(Dataset rows)

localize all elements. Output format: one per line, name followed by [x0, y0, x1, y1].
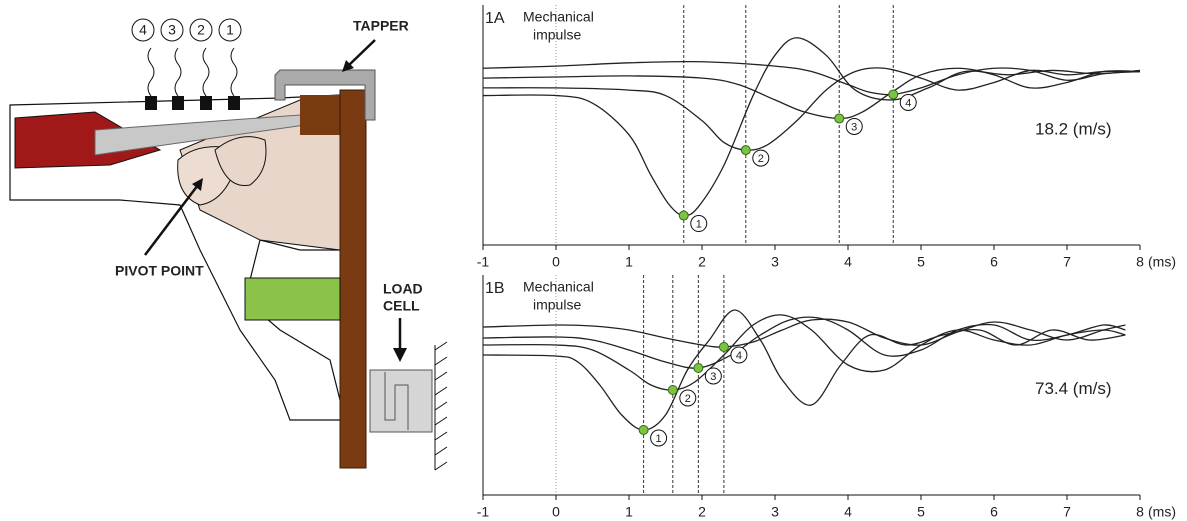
load-cell-label: CELL	[383, 298, 420, 314]
strap	[245, 278, 340, 320]
marker-label: 3	[851, 121, 857, 133]
x-tick-label: 3	[771, 254, 779, 270]
panel-label: 1B	[485, 280, 505, 297]
tapper-head	[300, 95, 342, 135]
sensor-label: 3	[168, 22, 176, 38]
sensor-label: 2	[197, 22, 205, 38]
series-line	[483, 68, 1140, 118]
marker-label: 3	[710, 371, 716, 383]
arrow	[348, 40, 375, 66]
x-tick-label: 1	[625, 504, 633, 520]
speed-label: 73.4 (m/s)	[1035, 379, 1112, 398]
marker	[668, 386, 677, 395]
marker	[741, 146, 750, 155]
annotation: impulse	[533, 297, 581, 313]
wall-hatch	[435, 342, 447, 470]
marker-label: 1	[696, 218, 702, 230]
annotation: Mechanical	[523, 9, 594, 25]
page: 4 3 2 1 TAPPER PIVOT POINT LOAD CELL -1 0…	[0, 0, 1187, 521]
marker	[889, 90, 898, 99]
marker-label: 4	[736, 350, 742, 362]
x-tick-label: 1	[625, 254, 633, 270]
marker-label: 2	[685, 393, 691, 405]
marker	[694, 364, 703, 373]
series-line	[483, 310, 1125, 430]
speed-label: 18.2 (m/s)	[1035, 119, 1112, 138]
x-tick-label: -1	[477, 254, 490, 270]
x-tick-label: 6	[990, 254, 998, 270]
figure: 4 3 2 1 TAPPER PIVOT POINT LOAD CELL -1 0…	[0, 0, 1187, 521]
x-tick-label: 2	[698, 504, 706, 520]
x-tick-label: 5	[917, 504, 925, 520]
marker-label: 4	[905, 97, 911, 109]
x-tick-label: 6	[990, 504, 998, 520]
sensor-wire	[148, 48, 237, 96]
marker-label: 2	[758, 153, 764, 165]
panel-label: 1A	[485, 10, 505, 27]
marker	[679, 211, 688, 220]
marker	[639, 426, 648, 435]
x-axis-label: (ms)	[1148, 504, 1176, 520]
marker	[719, 343, 728, 352]
marker	[835, 114, 844, 123]
x-axis-label: (ms)	[1148, 254, 1176, 270]
x-tick-label: 3	[771, 504, 779, 520]
x-tick-label: 5	[917, 254, 925, 270]
x-tick-label: 2	[698, 254, 706, 270]
series-line	[483, 62, 1140, 95]
x-tick-label: 8	[1136, 504, 1144, 520]
arrow-head	[393, 348, 407, 362]
diagram: 4 3 2 1 TAPPER PIVOT POINT LOAD CELL	[10, 18, 447, 470]
load-cell-label: LOAD	[383, 281, 423, 297]
sensor	[200, 96, 212, 110]
x-tick-label: 7	[1063, 504, 1071, 520]
sensor-label: 4	[139, 22, 147, 38]
marker-label: 1	[656, 433, 662, 445]
series-line	[483, 315, 1125, 390]
x-tick-label: 0	[552, 504, 560, 520]
load-cell	[370, 370, 432, 432]
tapper-label: TAPPER	[353, 18, 409, 34]
annotation: impulse	[533, 27, 581, 43]
x-tick-label: 8	[1136, 254, 1144, 270]
x-tick-label: 7	[1063, 254, 1071, 270]
x-tick-label: -1	[477, 504, 490, 520]
sensor	[228, 96, 240, 110]
sensor-label: 1	[226, 22, 234, 38]
series-line	[483, 319, 1125, 347]
tapper-arm	[340, 90, 366, 468]
x-tick-label: 0	[552, 254, 560, 270]
x-tick-label: 4	[844, 504, 852, 520]
x-tick-label: 4	[844, 254, 852, 270]
pivot-label: PIVOT POINT	[115, 263, 204, 279]
sensor	[172, 96, 184, 110]
sensor	[145, 96, 157, 110]
annotation: Mechanical	[523, 279, 594, 295]
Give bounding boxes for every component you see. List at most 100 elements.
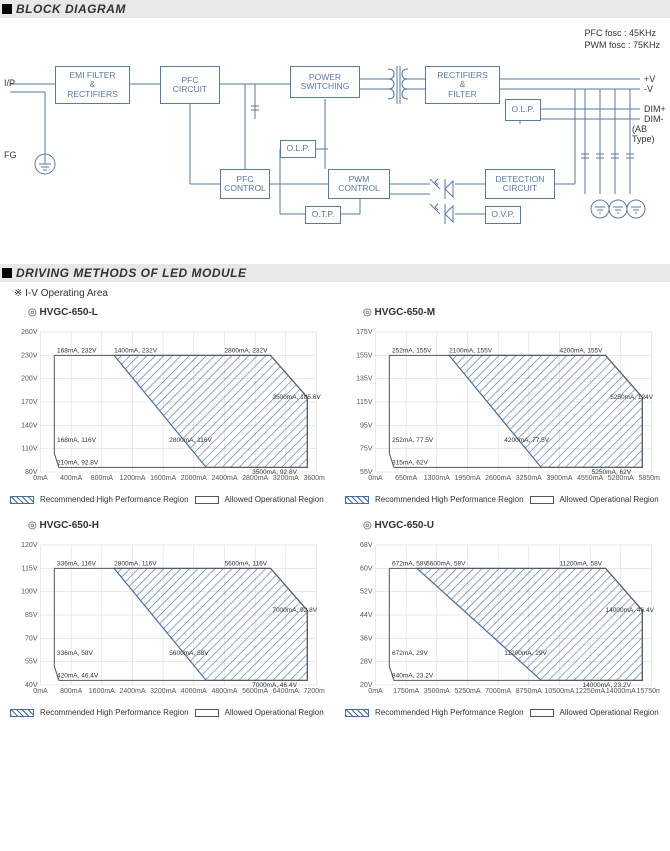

### What you should do
Rewrite the data above with every "series-line" changed to "curve" and nothing else altered, leaving out the pictures.

### Final answer
localize all elements. Output format: one per line, name followed by [x0, y0, x1, y1].
load-cell-label: CELL	[383, 298, 420, 314]
strap	[245, 278, 340, 320]
marker-label: 3	[851, 121, 857, 133]
x-tick-label: 3	[771, 254, 779, 270]
panel-label: 1B	[485, 280, 505, 297]
tapper-head	[300, 95, 342, 135]
sensor-label: 3	[168, 22, 176, 38]
sensor-label: 2	[197, 22, 205, 38]
curve	[483, 68, 1140, 118]
marker-label: 3	[710, 371, 716, 383]
arrow	[348, 40, 375, 66]
x-tick-label: 1	[625, 504, 633, 520]
speed-label: 73.4 (m/s)	[1035, 379, 1112, 398]
marker	[668, 386, 677, 395]
marker	[741, 146, 750, 155]
annotation: impulse	[533, 297, 581, 313]
wall-hatch	[435, 342, 447, 470]
marker-label: 1	[696, 218, 702, 230]
annotation: Mechanical	[523, 9, 594, 25]
page: 4 3 2 1 TAPPER PIVOT POINT LOAD CELL -1 0…	[0, 0, 1187, 521]
marker	[889, 90, 898, 99]
marker-label: 4	[736, 350, 742, 362]
x-tick-label: 1	[625, 254, 633, 270]
marker-label: 2	[685, 393, 691, 405]
marker	[694, 364, 703, 373]
curve	[483, 310, 1125, 430]
speed-label: 18.2 (m/s)	[1035, 119, 1112, 138]
x-tick-label: -1	[477, 254, 490, 270]
x-tick-label: 6	[990, 254, 998, 270]
figure: 4 3 2 1 TAPPER PIVOT POINT LOAD CELL -1 0…	[0, 0, 1187, 521]
x-tick-label: 2	[698, 504, 706, 520]
x-tick-label: 5	[917, 504, 925, 520]
marker-label: 4	[905, 97, 911, 109]
x-tick-label: 6	[990, 504, 998, 520]
sensor-wire	[148, 48, 237, 96]
marker-label: 2	[758, 153, 764, 165]
panel-label: 1A	[485, 10, 505, 27]
marker	[679, 211, 688, 220]
marker	[639, 426, 648, 435]
x-axis-label: (ms)	[1148, 504, 1176, 520]
marker	[719, 343, 728, 352]
marker	[835, 114, 844, 123]
x-axis-label: (ms)	[1148, 254, 1176, 270]
x-tick-label: 3	[771, 504, 779, 520]
x-tick-label: 5	[917, 254, 925, 270]
x-tick-label: 2	[698, 254, 706, 270]
curve	[483, 62, 1140, 95]
x-tick-label: 8	[1136, 504, 1144, 520]
arrow-head	[393, 348, 407, 362]
diagram: 4 3 2 1 TAPPER PIVOT POINT LOAD CELL	[10, 18, 447, 470]
load-cell-label: LOAD	[383, 281, 423, 297]
sensor	[200, 96, 212, 110]
x-tick-label: 7	[1063, 504, 1071, 520]
sensor-label: 4	[139, 22, 147, 38]
marker-label: 1	[656, 433, 662, 445]
curve	[483, 315, 1125, 390]
x-tick-label: 0	[552, 504, 560, 520]
load-cell	[370, 370, 432, 432]
tapper-label: TAPPER	[353, 18, 409, 34]
annotation: impulse	[533, 27, 581, 43]
x-tick-label: 8	[1136, 254, 1144, 270]
x-tick-label: 7	[1063, 254, 1071, 270]
x-tick-label: -1	[477, 504, 490, 520]
sensor	[228, 96, 240, 110]
sensor-label: 1	[226, 22, 234, 38]
curve	[483, 319, 1125, 347]
tapper-arm	[340, 90, 366, 468]
x-tick-label: 0	[552, 254, 560, 270]
x-tick-label: 4	[844, 504, 852, 520]
x-tick-label: 4	[844, 254, 852, 270]
pivot-label: PIVOT POINT	[115, 263, 204, 279]
sensor	[172, 96, 184, 110]
sensor	[145, 96, 157, 110]
annotation: Mechanical	[523, 279, 594, 295]
Give bounding boxes for every component you see. List at most 100 elements.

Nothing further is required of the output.